**Task instructions:**
In the material below, find all lines with the string "text" and copy them.

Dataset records
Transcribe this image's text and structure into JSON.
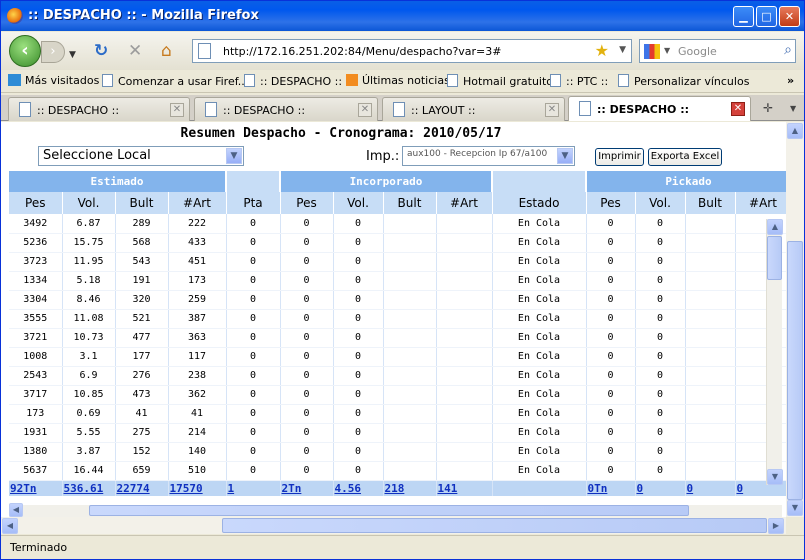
{
  "window": {
    "title": ":: DESPACHO :: - Mozilla Firefox"
  },
  "nav": {
    "url": "http://172.16.251.202:84/Menu/despacho?var=3#",
    "search_placeholder": "Google"
  },
  "bookmarks": [
    {
      "label": "Más visitados"
    },
    {
      "label": "Comenzar a usar Firef..."
    },
    {
      "label": ":: DESPACHO ::"
    },
    {
      "label": "Últimas noticias"
    },
    {
      "label": "Hotmail gratuito"
    },
    {
      "label": ":: PTC ::"
    },
    {
      "label": "Personalizar vínculos"
    }
  ],
  "tabs": [
    {
      "label": ":: DESPACHO ::"
    },
    {
      "label": ":: DESPACHO ::"
    },
    {
      "label": ":: LAYOUT ::"
    },
    {
      "label": ":: DESPACHO ::",
      "active": true
    }
  ],
  "page": {
    "title": "Resumen Despacho - Cronograma: 2010/05/17",
    "local_select": "Seleccione Local",
    "imp_label": "Imp.:",
    "imp_select": "aux100 - Recepcion Ip 67/a100",
    "print_button": "Imprimir",
    "export_button": "Exporta Excel"
  },
  "table": {
    "groups": [
      "Estimado",
      "",
      "Incorporado",
      "",
      "Pickado"
    ],
    "columns": [
      "Pes",
      "Vol.",
      "Bult",
      "#Art",
      "Pta",
      "Pes",
      "Vol.",
      "Bult",
      "#Art",
      "Estado",
      "Pes",
      "Vol.",
      "Bult",
      "#Art"
    ],
    "rows": [
      [
        "3492",
        "6.87",
        "289",
        "222",
        "0",
        "0",
        "0",
        "",
        "",
        "En Cola",
        "0",
        "0",
        "",
        ""
      ],
      [
        "5236",
        "15.75",
        "568",
        "433",
        "0",
        "0",
        "0",
        "",
        "",
        "En Cola",
        "0",
        "0",
        "",
        ""
      ],
      [
        "3723",
        "11.95",
        "543",
        "451",
        "0",
        "0",
        "0",
        "",
        "",
        "En Cola",
        "0",
        "0",
        "",
        ""
      ],
      [
        "1334",
        "5.18",
        "191",
        "173",
        "0",
        "0",
        "0",
        "",
        "",
        "En Cola",
        "0",
        "0",
        "",
        ""
      ],
      [
        "3304",
        "8.46",
        "320",
        "259",
        "0",
        "0",
        "0",
        "",
        "",
        "En Cola",
        "0",
        "0",
        "",
        ""
      ],
      [
        "3555",
        "11.08",
        "521",
        "387",
        "0",
        "0",
        "0",
        "",
        "",
        "En Cola",
        "0",
        "0",
        "",
        ""
      ],
      [
        "3721",
        "10.73",
        "477",
        "363",
        "0",
        "0",
        "0",
        "",
        "",
        "En Cola",
        "0",
        "0",
        "",
        ""
      ],
      [
        "1008",
        "3.1",
        "177",
        "117",
        "0",
        "0",
        "0",
        "",
        "",
        "En Cola",
        "0",
        "0",
        "",
        ""
      ],
      [
        "2543",
        "6.9",
        "276",
        "238",
        "0",
        "0",
        "0",
        "",
        "",
        "En Cola",
        "0",
        "0",
        "",
        ""
      ],
      [
        "3717",
        "10.85",
        "473",
        "362",
        "0",
        "0",
        "0",
        "",
        "",
        "En Cola",
        "0",
        "0",
        "",
        ""
      ],
      [
        "173",
        "0.69",
        "41",
        "41",
        "0",
        "0",
        "0",
        "",
        "",
        "En Cola",
        "0",
        "0",
        "",
        ""
      ],
      [
        "1931",
        "5.55",
        "275",
        "214",
        "0",
        "0",
        "0",
        "",
        "",
        "En Cola",
        "0",
        "0",
        "",
        ""
      ],
      [
        "1380",
        "3.87",
        "152",
        "140",
        "0",
        "0",
        "0",
        "",
        "",
        "En Cola",
        "0",
        "0",
        "",
        ""
      ],
      [
        "5637",
        "16.44",
        "659",
        "510",
        "0",
        "0",
        "0",
        "",
        "",
        "En Cola",
        "0",
        "0",
        "",
        ""
      ]
    ],
    "totals": [
      "92Tn",
      "536.61",
      "22774",
      "17570",
      "1",
      "2Tn",
      "4.56",
      "218",
      "141",
      "",
      "0Tn",
      "0",
      "0",
      "0"
    ]
  },
  "status": {
    "text": "Terminado"
  }
}
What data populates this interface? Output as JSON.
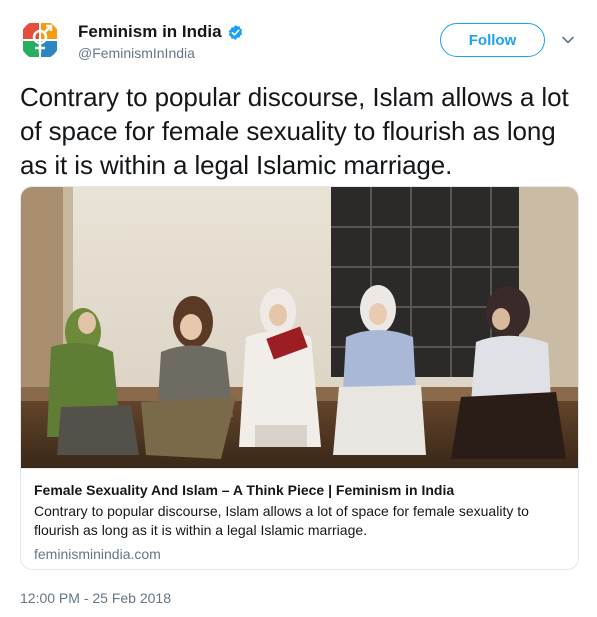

**Response:**
Transcribe this image's text and structure into JSON.
    "text": "Terminado"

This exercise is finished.